Exercise goal -
Write out each line of the listing as it stands, without the images.
BEGIN Data for this task
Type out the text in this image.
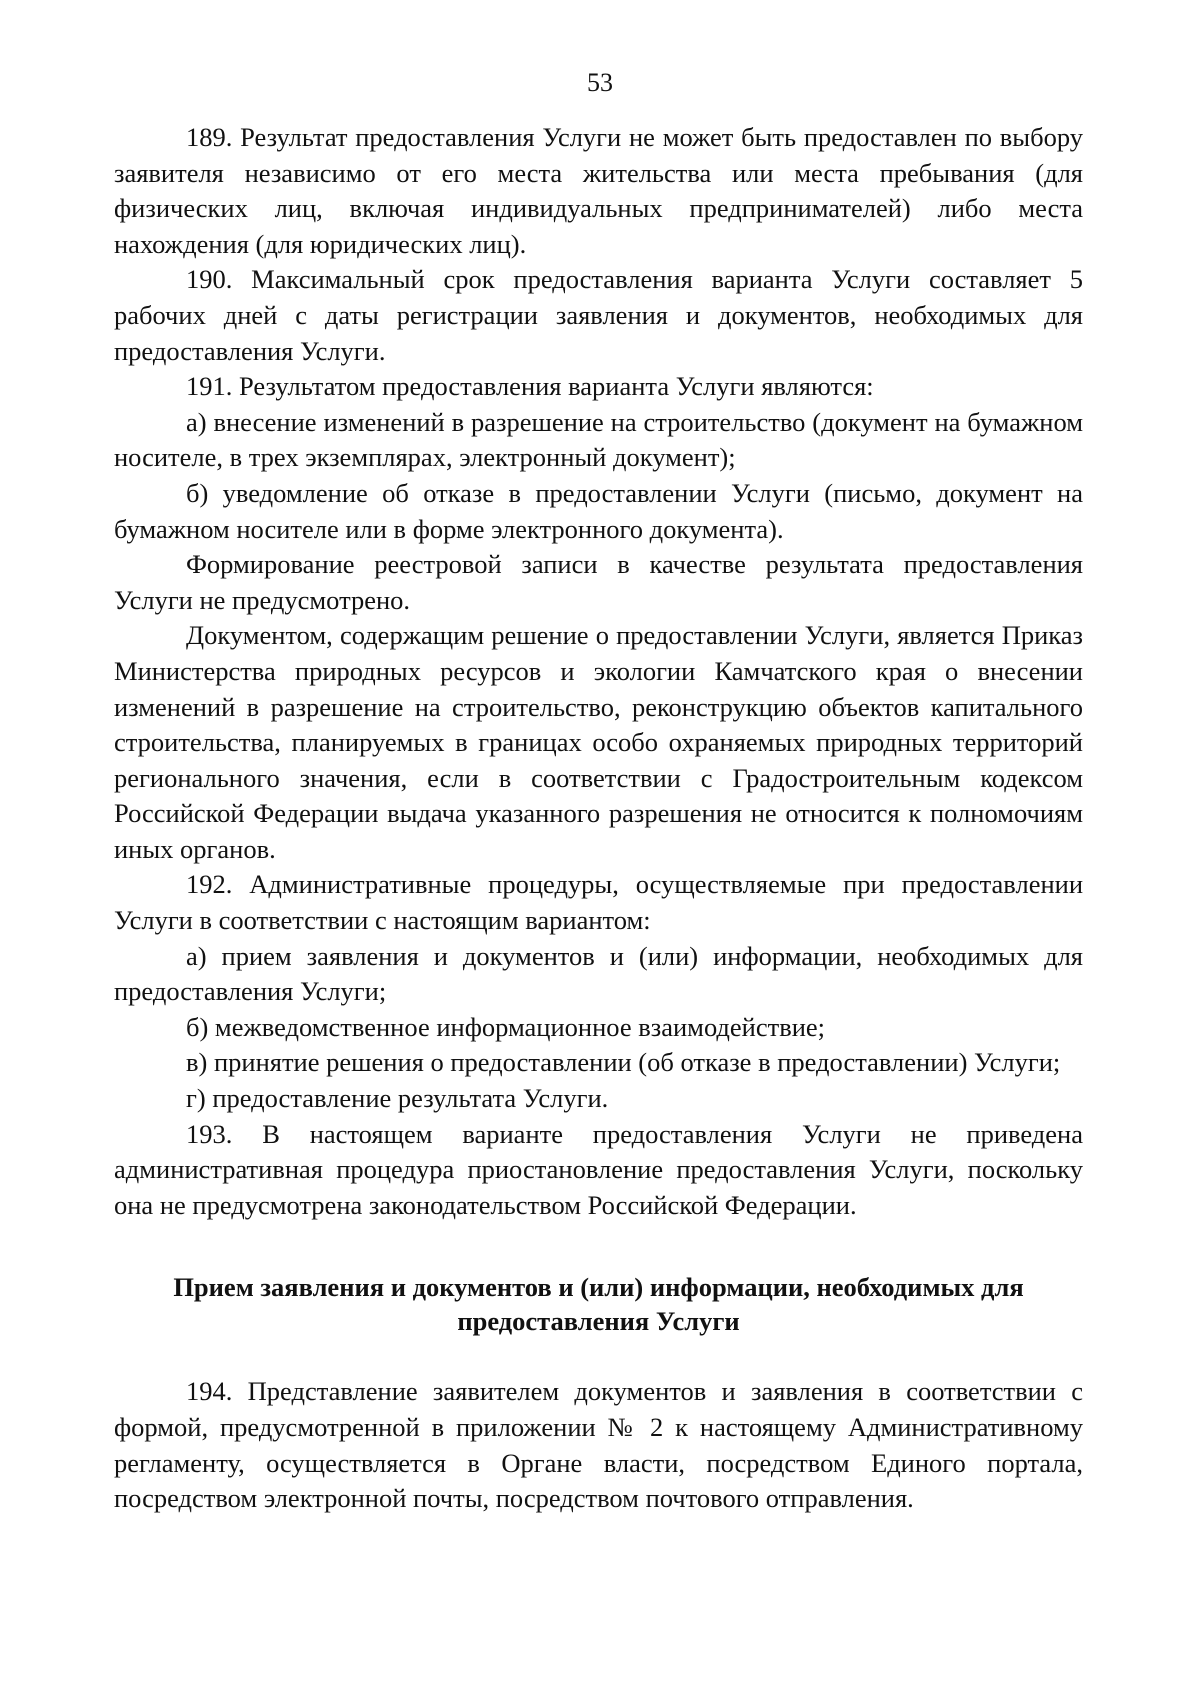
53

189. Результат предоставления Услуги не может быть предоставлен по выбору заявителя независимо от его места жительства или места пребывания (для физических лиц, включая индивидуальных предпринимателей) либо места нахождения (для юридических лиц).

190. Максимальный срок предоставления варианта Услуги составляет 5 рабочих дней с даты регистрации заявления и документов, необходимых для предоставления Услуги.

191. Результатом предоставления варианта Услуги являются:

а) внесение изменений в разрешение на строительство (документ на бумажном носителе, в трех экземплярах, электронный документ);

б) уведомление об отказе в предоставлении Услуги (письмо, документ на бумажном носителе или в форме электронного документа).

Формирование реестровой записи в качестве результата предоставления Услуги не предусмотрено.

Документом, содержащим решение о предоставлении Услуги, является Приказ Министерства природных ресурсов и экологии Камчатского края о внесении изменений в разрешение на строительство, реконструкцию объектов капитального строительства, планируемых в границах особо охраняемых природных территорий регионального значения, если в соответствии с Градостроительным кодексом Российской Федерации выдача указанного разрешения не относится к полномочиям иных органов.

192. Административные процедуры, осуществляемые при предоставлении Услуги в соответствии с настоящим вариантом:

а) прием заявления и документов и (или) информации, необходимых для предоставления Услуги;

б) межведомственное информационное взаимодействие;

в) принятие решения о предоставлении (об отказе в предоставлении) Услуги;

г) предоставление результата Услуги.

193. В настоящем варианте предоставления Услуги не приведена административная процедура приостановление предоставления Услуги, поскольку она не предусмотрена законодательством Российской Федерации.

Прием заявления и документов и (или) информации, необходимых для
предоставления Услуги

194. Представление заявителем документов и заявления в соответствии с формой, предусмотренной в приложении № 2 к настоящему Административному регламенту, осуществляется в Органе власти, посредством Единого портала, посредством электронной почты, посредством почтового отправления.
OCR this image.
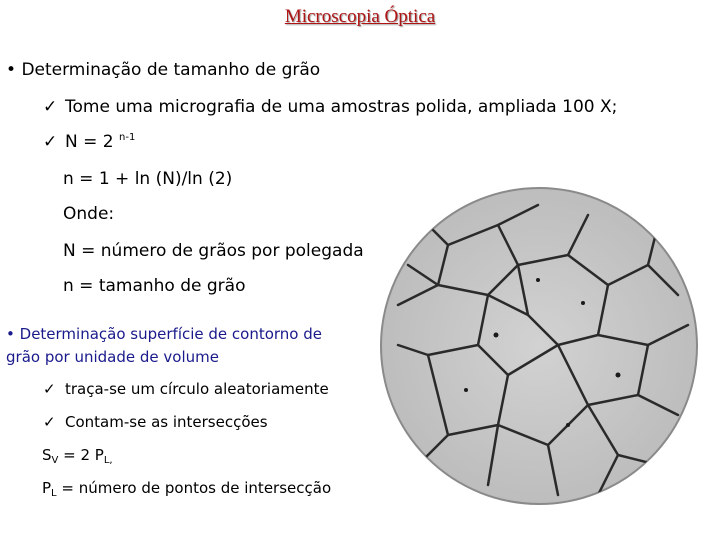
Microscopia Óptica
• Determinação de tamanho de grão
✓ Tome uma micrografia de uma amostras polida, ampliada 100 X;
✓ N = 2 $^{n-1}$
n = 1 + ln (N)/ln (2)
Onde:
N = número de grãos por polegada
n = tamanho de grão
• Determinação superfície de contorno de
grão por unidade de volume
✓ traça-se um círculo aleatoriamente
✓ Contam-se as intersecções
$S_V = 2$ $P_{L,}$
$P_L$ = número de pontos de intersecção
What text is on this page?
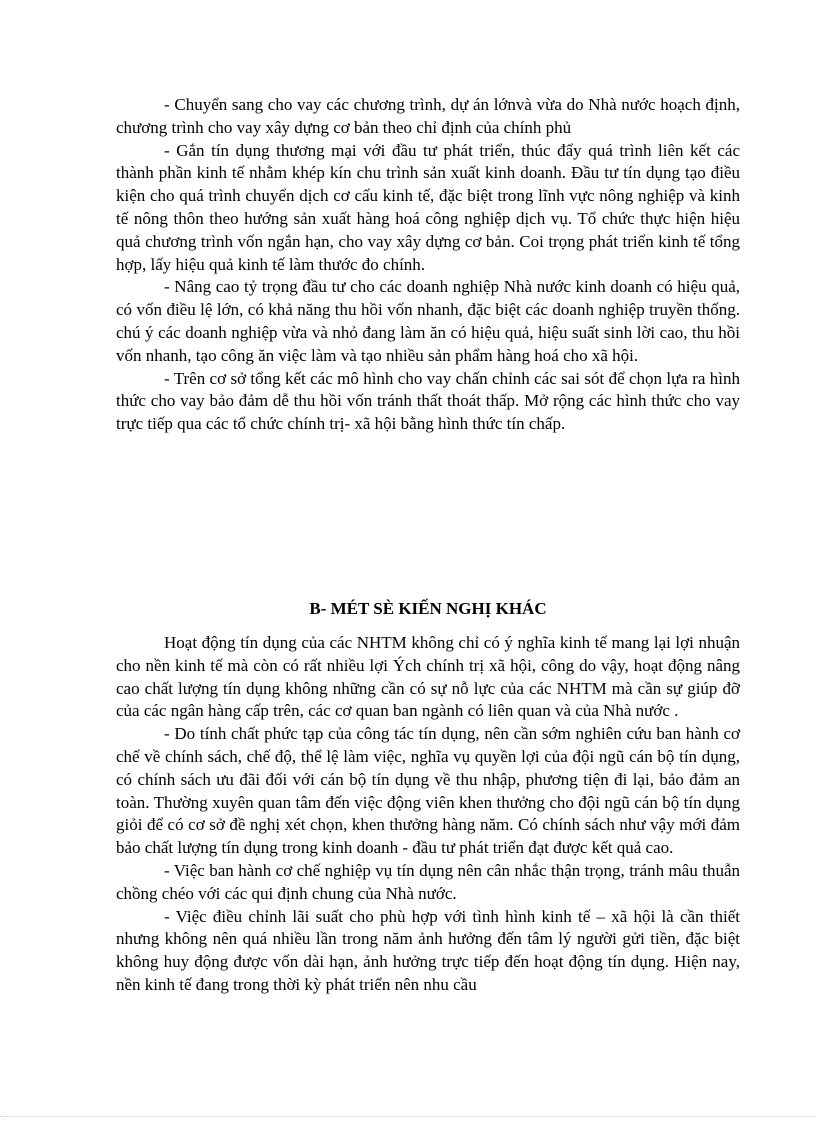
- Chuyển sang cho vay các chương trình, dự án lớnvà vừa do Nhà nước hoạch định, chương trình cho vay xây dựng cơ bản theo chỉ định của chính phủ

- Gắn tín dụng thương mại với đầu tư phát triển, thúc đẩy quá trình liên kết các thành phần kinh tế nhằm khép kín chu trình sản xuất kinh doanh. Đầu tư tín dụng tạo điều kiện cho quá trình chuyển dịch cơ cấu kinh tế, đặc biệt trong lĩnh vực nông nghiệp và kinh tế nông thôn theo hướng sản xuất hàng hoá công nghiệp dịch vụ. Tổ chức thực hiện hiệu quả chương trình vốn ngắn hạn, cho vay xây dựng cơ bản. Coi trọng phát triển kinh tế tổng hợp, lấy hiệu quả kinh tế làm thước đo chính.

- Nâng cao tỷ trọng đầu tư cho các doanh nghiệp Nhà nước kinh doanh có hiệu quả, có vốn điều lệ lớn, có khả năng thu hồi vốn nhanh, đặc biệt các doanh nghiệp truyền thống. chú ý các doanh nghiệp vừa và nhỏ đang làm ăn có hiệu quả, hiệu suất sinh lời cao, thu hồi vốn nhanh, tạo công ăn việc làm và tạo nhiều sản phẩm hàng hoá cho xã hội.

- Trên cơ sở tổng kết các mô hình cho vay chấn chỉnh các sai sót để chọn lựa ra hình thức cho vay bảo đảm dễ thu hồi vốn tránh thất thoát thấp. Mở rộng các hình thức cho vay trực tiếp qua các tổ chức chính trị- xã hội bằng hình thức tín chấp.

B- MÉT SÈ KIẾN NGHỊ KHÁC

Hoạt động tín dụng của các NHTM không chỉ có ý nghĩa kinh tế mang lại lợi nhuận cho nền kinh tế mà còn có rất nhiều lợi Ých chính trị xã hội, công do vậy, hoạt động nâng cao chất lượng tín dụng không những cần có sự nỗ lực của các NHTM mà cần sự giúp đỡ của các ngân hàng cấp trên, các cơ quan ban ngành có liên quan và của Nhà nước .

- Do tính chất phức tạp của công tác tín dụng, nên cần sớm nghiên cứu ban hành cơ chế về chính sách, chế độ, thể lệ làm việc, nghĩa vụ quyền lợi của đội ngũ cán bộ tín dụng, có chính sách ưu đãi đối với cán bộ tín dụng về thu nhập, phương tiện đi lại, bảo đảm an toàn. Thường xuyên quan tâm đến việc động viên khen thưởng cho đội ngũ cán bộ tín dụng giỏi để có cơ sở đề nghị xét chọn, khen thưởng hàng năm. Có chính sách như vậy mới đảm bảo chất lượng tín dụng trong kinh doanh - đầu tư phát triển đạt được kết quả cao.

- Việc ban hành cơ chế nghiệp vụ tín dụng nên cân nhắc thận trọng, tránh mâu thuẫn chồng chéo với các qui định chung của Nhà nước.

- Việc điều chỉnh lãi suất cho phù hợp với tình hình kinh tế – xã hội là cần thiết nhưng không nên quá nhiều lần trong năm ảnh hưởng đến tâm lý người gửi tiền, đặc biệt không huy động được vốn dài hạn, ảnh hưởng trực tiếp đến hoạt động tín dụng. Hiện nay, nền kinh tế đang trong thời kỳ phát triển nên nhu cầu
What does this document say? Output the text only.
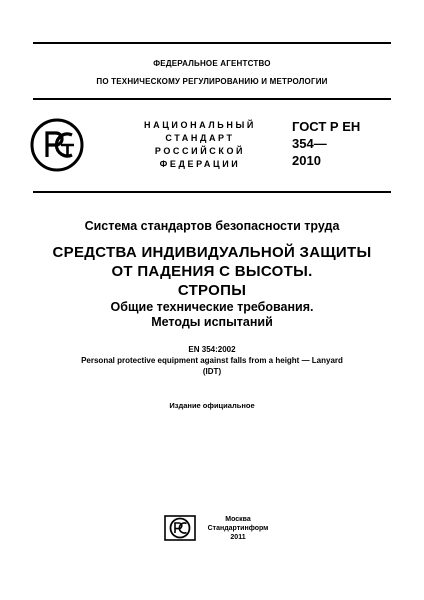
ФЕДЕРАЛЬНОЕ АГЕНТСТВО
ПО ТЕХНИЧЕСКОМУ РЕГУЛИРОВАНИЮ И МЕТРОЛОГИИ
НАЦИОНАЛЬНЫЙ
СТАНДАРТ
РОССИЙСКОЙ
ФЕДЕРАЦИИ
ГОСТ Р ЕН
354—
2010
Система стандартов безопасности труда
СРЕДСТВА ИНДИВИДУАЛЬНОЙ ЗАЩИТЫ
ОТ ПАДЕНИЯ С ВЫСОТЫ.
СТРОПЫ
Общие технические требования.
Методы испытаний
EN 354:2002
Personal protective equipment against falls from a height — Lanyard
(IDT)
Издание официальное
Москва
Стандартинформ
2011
END Data for this task
In response -
Type out the text in this image.
53

189. Результат предоставления Услуги не может быть предоставлен по выбору заявителя независимо от его места жительства или места пребывания (для физических лиц, включая индивидуальных предпринимателей) либо места нахождения (для юридических лиц).

190. Максимальный срок предоставления варианта Услуги составляет 5 рабочих дней с даты регистрации заявления и документов, необходимых для предоставления Услуги.

191. Результатом предоставления варианта Услуги являются:

а) внесение изменений в разрешение на строительство (документ на бумажном носителе, в трех экземплярах, электронный документ);

б) уведомление об отказе в предоставлении Услуги (письмо, документ на бумажном носителе или в форме электронного документа).

Формирование реестровой записи в качестве результата предоставления Услуги не предусмотрено.

Документом, содержащим решение о предоставлении Услуги, является Приказ Министерства природных ресурсов и экологии Камчатского края о внесении изменений в разрешение на строительство, реконструкцию объектов капитального строительства, планируемых в границах особо охраняемых природных территорий регионального значения, если в соответствии с Градостроительным кодексом Российской Федерации выдача указанного разрешения не относится к полномочиям иных органов.

192. Административные процедуры, осуществляемые при предоставлении Услуги в соответствии с настоящим вариантом:

а) прием заявления и документов и (или) информации, необходимых для предоставления Услуги;

б) межведомственное информационное взаимодействие;

в) принятие решения о предоставлении (об отказе в предоставлении) Услуги;

г) предоставление результата Услуги.

193. В настоящем варианте предоставления Услуги не приведена административная процедура приостановление предоставления Услуги, поскольку она не предусмотрена законодательством Российской Федерации.

Прием заявления и документов и (или) информации, необходимых для
предоставления Услуги

194. Представление заявителем документов и заявления в соответствии с формой, предусмотренной в приложении № 2 к настоящему Административному регламенту, осуществляется в Органе власти, посредством Единого портала, посредством электронной почты, посредством почтового отправления.
OCR this image.
Microscopia Óptica
• Determinação de tamanho de grão
✓ Tome uma micrografia de uma amostras polida, ampliada 100 X;
✓ N = 2 $^{n-1}$
n = 1 + ln (N)/ln (2)
Onde:
N = número de grãos por polegada
n = tamanho de grão
• Determinação superfície de contorno de
grão por unidade de volume
✓ traça-se um círculo aleatoriamente
✓ Contam-se as intersecções
$S_V = 2$ $P_{L,}$
$P_L$ = número de pontos de intersecção
What text is on this page?
- Chuyển sang cho vay các chương trình, dự án lớnvà vừa do Nhà nước hoạch định, chương trình cho vay xây dựng cơ bản theo chỉ định của chính phủ

- Gắn tín dụng thương mại với đầu tư phát triển, thúc đẩy quá trình liên kết các thành phần kinh tế nhằm khép kín chu trình sản xuất kinh doanh. Đầu tư tín dụng tạo điều kiện cho quá trình chuyển dịch cơ cấu kinh tế, đặc biệt trong lĩnh vực nông nghiệp và kinh tế nông thôn theo hướng sản xuất hàng hoá công nghiệp dịch vụ. Tổ chức thực hiện hiệu quả chương trình vốn ngắn hạn, cho vay xây dựng cơ bản. Coi trọng phát triển kinh tế tổng hợp, lấy hiệu quả kinh tế làm thước đo chính.

- Nâng cao tỷ trọng đầu tư cho các doanh nghiệp Nhà nước kinh doanh có hiệu quả, có vốn điều lệ lớn, có khả năng thu hồi vốn nhanh, đặc biệt các doanh nghiệp truyền thống. chú ý các doanh nghiệp vừa và nhỏ đang làm ăn có hiệu quả, hiệu suất sinh lời cao, thu hồi vốn nhanh, tạo công ăn việc làm và tạo nhiều sản phẩm hàng hoá cho xã hội.

- Trên cơ sở tổng kết các mô hình cho vay chấn chỉnh các sai sót để chọn lựa ra hình thức cho vay bảo đảm dễ thu hồi vốn tránh thất thoát thấp. Mở rộng các hình thức cho vay trực tiếp qua các tổ chức chính trị- xã hội bằng hình thức tín chấp.

B- MÉT SÈ KIẾN NGHỊ KHÁC

Hoạt động tín dụng của các NHTM không chỉ có ý nghĩa kinh tế mang lại lợi nhuận cho nền kinh tế mà còn có rất nhiều lợi Ých chính trị xã hội, công do vậy, hoạt động nâng cao chất lượng tín dụng không những cần có sự nỗ lực của các NHTM mà cần sự giúp đỡ của các ngân hàng cấp trên, các cơ quan ban ngành có liên quan và của Nhà nước .

- Do tính chất phức tạp của công tác tín dụng, nên cần sớm nghiên cứu ban hành cơ chế về chính sách, chế độ, thể lệ làm việc, nghĩa vụ quyền lợi của đội ngũ cán bộ tín dụng, có chính sách ưu đãi đối với cán bộ tín dụng về thu nhập, phương tiện đi lại, bảo đảm an toàn. Thường xuyên quan tâm đến việc động viên khen thưởng cho đội ngũ cán bộ tín dụng giỏi để có cơ sở đề nghị xét chọn, khen thưởng hàng năm. Có chính sách như vậy mới đảm bảo chất lượng tín dụng trong kinh doanh - đầu tư phát triển đạt được kết quả cao.

- Việc ban hành cơ chế nghiệp vụ tín dụng nên cân nhắc thận trọng, tránh mâu thuẫn chồng chéo với các qui định chung của Nhà nước.

- Việc điều chỉnh lãi suất cho phù hợp với tình hình kinh tế – xã hội là cần thiết nhưng không nên quá nhiều lần trong năm ảnh hưởng đến tâm lý người gửi tiền, đặc biệt không huy động được vốn dài hạn, ảnh hưởng trực tiếp đến hoạt động tín dụng. Hiện nay, nền kinh tế đang trong thời kỳ phát triển nên nhu cầu
What does this document say? Output the text only.
ФЕДЕРАЛЬНОЕ АГЕНТСТВО
ПО ТЕХНИЧЕСКОМУ РЕГУЛИРОВАНИЮ И МЕТРОЛОГИИ
НАЦИОНАЛЬНЫЙ
СТАНДАРТ
РОССИЙСКОЙ
ФЕДЕРАЦИИ
ГОСТ Р ЕН
354—
2010
Система стандартов безопасности труда
СРЕДСТВА ИНДИВИДУАЛЬНОЙ ЗАЩИТЫ
ОТ ПАДЕНИЯ С ВЫСОТЫ.
СТРОПЫ
Общие технические требования.
Методы испытаний
EN 354:2002
Personal protective equipment against falls from a height — Lanyard
(IDT)
Издание официальное
Москва
Стандартинформ
2011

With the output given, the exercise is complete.